• _Aufgabe A_
Beantworten Sie anhand des Textes zum Artenschutzfachbeitrag die folgenden Fragen:
(i) Welche Art von Prüfung ist für Arten mit günstigem Erhaltungszustand durchzuführen?
(ii) Wie lange kann die Erstellung des Artenschutzfachbeitrags inklusive Kartierung dauern?
(iii) Welche Maßnahmen können in Absprache mit den Fachbehörden frühzeitig begonnen werden?
• _Aufgabe B_
Schreiben Sie den Text zum Artenschutzfachbeitrag im Anschluss an seinen letzten Satz weiter.

• _Text_
------------------------------------------------------------------------

Für die Arten mit günstigem Erhaltungszustand muss eine einfache Prüfung durchgeführt werden, für die Arten mit ungünstig-unzureichendem oder ungünstig-schlechtem Erhaltungszustand erfolgt eine Art-für Art-Prüfung in den Prüfbogen gemäß der Vorlage des Artenschutz-Leitfadens. Danach erfolgt die Planung und Durchführung von Vermeidungs- und Ausgleichsmaßnahmen.

 

Zeitbedarf

Die Erstellung des Artenschutzfachbeitrags inkl. Kartierung kann also zwischen einem halben und bis zu 1,5 Jahren dauern. Es ist bei der Planung von Vorhaben zudem zu bedenken, dass die artenschutzrechtlichen Vermeidungs- und Ausgleichsmaßnahmen zwingend durchgeführt sein müssen, bevor der Eingriff stattfindet (also z. B. der betreffende Baumbestand gerodet oder ein Gebäude abgerissen wird) und dass sie auch funktionieren müssen. Für bestimmte Maßnahmen (z. B. Baumfällung, Baulärm) sind außerdem in der Regel bestimmte Zeitfenster zu beachten, die gewährleisten, dass die Gefährdung artenschutzrechtlich bedeutsamer Arten minimiert wird. Diese bauzeitlichen Beschränkungen müssen mit den Planern vorab abgestimmt werden und bei der Vorhabensplanung unbedingt mit berücksichtigt werden, um unnötige Mehrkosten zu vermeiden. Das Gutachterbüro wird Ihnen bereits während der Erstellungsphase des Artenschutzfachbeitrags sagen können, worauf Sie sich einstellen müssen. Absehbare und unstrittige Maßnahmen können in Absprache mit den Fachbehörden frühzeitig begonnen werden, um Zeit zu sparen.

------------------------------------------------------------------------

• _Datenauszüge_
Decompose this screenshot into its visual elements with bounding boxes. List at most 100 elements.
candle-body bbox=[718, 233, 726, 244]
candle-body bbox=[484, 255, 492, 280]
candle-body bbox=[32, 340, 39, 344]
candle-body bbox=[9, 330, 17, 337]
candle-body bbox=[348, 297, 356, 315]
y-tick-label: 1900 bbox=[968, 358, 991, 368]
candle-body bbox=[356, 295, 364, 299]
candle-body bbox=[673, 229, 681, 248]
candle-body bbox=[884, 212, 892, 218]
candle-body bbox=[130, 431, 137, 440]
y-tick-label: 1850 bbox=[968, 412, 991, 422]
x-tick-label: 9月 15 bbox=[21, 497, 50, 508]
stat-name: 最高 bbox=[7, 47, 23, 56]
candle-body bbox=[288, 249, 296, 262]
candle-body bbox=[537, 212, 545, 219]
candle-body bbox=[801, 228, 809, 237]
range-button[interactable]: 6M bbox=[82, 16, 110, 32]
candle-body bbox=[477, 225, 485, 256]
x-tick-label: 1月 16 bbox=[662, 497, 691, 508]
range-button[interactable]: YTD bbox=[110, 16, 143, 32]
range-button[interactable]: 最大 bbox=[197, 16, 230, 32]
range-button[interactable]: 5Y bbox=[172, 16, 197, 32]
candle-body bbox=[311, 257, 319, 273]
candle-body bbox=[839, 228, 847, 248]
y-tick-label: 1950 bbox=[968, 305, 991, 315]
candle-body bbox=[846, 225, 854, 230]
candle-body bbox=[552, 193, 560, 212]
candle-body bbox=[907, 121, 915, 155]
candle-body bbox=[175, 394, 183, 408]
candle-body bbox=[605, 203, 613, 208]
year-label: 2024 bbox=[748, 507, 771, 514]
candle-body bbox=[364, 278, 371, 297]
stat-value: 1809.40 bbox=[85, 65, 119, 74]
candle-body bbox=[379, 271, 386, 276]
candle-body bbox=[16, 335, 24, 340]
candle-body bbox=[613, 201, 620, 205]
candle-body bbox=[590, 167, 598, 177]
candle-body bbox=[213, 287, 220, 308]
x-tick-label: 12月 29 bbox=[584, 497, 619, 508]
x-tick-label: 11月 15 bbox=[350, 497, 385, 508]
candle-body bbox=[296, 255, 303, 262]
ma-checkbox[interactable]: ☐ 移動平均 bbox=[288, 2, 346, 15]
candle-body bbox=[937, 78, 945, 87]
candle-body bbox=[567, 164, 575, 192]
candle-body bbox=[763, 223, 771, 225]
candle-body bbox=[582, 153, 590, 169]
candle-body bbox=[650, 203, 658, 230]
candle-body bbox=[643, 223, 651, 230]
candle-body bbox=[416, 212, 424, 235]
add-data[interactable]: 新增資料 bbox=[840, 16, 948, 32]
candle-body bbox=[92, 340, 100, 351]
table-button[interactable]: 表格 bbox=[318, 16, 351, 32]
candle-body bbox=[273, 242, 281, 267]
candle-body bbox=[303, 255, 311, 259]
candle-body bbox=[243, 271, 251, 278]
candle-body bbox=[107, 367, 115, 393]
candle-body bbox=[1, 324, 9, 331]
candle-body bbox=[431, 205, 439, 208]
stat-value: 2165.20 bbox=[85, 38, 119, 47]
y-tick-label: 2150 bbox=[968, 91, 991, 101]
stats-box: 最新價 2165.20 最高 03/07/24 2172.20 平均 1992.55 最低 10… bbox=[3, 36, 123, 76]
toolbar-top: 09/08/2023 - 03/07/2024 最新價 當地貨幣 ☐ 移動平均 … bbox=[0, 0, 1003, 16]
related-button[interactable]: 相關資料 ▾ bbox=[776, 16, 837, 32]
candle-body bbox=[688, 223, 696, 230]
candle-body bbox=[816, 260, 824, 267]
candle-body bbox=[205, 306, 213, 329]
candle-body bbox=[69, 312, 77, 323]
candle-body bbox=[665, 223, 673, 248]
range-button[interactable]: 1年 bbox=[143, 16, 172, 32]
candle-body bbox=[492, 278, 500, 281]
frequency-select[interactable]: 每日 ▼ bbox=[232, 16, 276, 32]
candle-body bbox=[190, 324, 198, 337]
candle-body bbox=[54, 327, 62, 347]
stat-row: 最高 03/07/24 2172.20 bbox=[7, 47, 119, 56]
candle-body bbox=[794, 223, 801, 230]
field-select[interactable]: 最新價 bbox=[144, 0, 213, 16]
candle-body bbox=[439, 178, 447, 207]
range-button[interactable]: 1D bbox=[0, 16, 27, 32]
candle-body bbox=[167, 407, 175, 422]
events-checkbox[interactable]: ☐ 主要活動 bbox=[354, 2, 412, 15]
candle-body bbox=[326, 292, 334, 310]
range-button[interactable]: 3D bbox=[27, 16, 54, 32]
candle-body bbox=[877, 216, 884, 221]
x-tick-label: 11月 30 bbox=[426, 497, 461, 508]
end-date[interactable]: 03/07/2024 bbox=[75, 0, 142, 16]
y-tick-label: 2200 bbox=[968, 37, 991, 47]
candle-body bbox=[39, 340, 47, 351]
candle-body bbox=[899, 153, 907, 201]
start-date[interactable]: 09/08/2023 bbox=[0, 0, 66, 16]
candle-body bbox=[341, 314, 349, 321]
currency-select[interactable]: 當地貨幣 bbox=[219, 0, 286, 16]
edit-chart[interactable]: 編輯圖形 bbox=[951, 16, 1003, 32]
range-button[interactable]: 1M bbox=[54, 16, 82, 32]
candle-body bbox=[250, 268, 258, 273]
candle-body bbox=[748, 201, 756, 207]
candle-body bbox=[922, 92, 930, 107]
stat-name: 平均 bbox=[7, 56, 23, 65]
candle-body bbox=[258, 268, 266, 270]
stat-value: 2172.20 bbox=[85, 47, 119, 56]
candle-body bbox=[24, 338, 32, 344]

------------------------------------------------------------------------

• _Antwort A_
(i) Eine einfache Prüfung.
(ii) Zwischen einem halben und bis zu 1,5 Jahren.
(iii) Absehbare und unstrittige Maßnahmen.

• _Antwort B_
Bei kleineren Vorhaben, die keine oder sehr geringe artenschutzrechtliche Auswirkungen aufweisen, sind mögliche Auswirkungen mit einfachen Maßnahmen (Aufhängen von Nistkästen, Fledermauskästen, Bauzeitregelung) sehr gut vermeidbar oder ausgleichbar. In solchen Fällen kann auf eine Kartierung von Arten und eine umfangreiche textliche Abarbeitung verzichtet werden und es genügt in den meisten Fällen eine Potenzialeinschätzung. Hierbei findet nur eine einmalige Gebietsbegehung durch den Gutachter sowie u.U. eine einmalige Kontrolle bestimmter Habitatstrukturen (z. B. Baumhöhlen, potenzielle Fledermausquartiere an Gebäuden etc.) statt. Dies wird im Artenschutzfachbeitrag festgehalten. Der Zeitbedarf für die Prüfung ist somit gering.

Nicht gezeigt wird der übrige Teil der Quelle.